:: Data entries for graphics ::
* begin *
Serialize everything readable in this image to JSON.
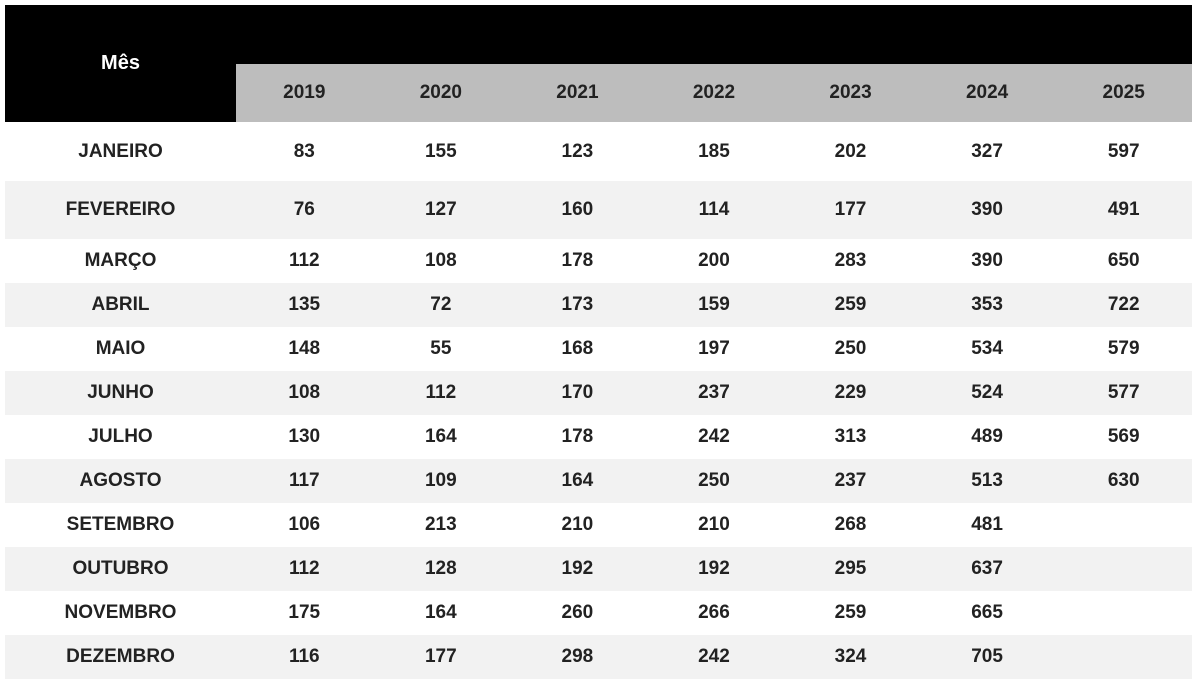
{
  "table": {
    "header": "Mês",
    "columns": [
      "2019",
      "2020",
      "2021",
      "2022",
      "2023",
      "2024",
      "2025"
    ],
    "rows": [
      {
        "month": "JANEIRO",
        "values": [
          83,
          155,
          123,
          185,
          202,
          327,
          597
        ]
      },
      {
        "month": "FEVEREIRO",
        "values": [
          76,
          127,
          160,
          114,
          177,
          390,
          491
        ]
      },
      {
        "month": "MARÇO",
        "values": [
          112,
          108,
          178,
          200,
          283,
          390,
          650
        ]
      },
      {
        "month": "ABRIL",
        "values": [
          135,
          72,
          173,
          159,
          259,
          353,
          722
        ]
      },
      {
        "month": "MAIO",
        "values": [
          148,
          55,
          168,
          197,
          250,
          534,
          579
        ]
      },
      {
        "month": "JUNHO",
        "values": [
          108,
          112,
          170,
          237,
          229,
          524,
          577
        ]
      },
      {
        "month": "JULHO",
        "values": [
          130,
          164,
          178,
          242,
          313,
          489,
          569
        ]
      },
      {
        "month": "AGOSTO",
        "values": [
          117,
          109,
          164,
          250,
          237,
          513,
          630
        ]
      },
      {
        "month": "SETEMBRO",
        "values": [
          106,
          213,
          210,
          210,
          268,
          481,
          null
        ]
      },
      {
        "month": "OUTUBRO",
        "values": [
          112,
          128,
          192,
          192,
          295,
          637,
          null
        ]
      },
      {
        "month": "NOVEMBRO",
        "values": [
          175,
          164,
          260,
          266,
          259,
          665,
          null
        ]
      },
      {
        "month": "DEZEMBRO",
        "values": [
          116,
          177,
          298,
          242,
          324,
          705,
          null
        ]
      }
    ]
  }
}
* end *
:: What you should do ::
Gather each line in the entries above where the string "month" is found.

:: Result of this task ::
        "month": "JANEIRO",
        "month": "FEVEREIRO",
        "month": "MARÇO",
        "month": "ABRIL",
        "month": "MAIO",
        "month": "JUNHO",
        "month": "JULHO",
        "month": "AGOSTO",
        "month": "SETEMBRO",
        "month": "OUTUBRO",
        "month": "NOVEMBRO",
        "month": "DEZEMBRO",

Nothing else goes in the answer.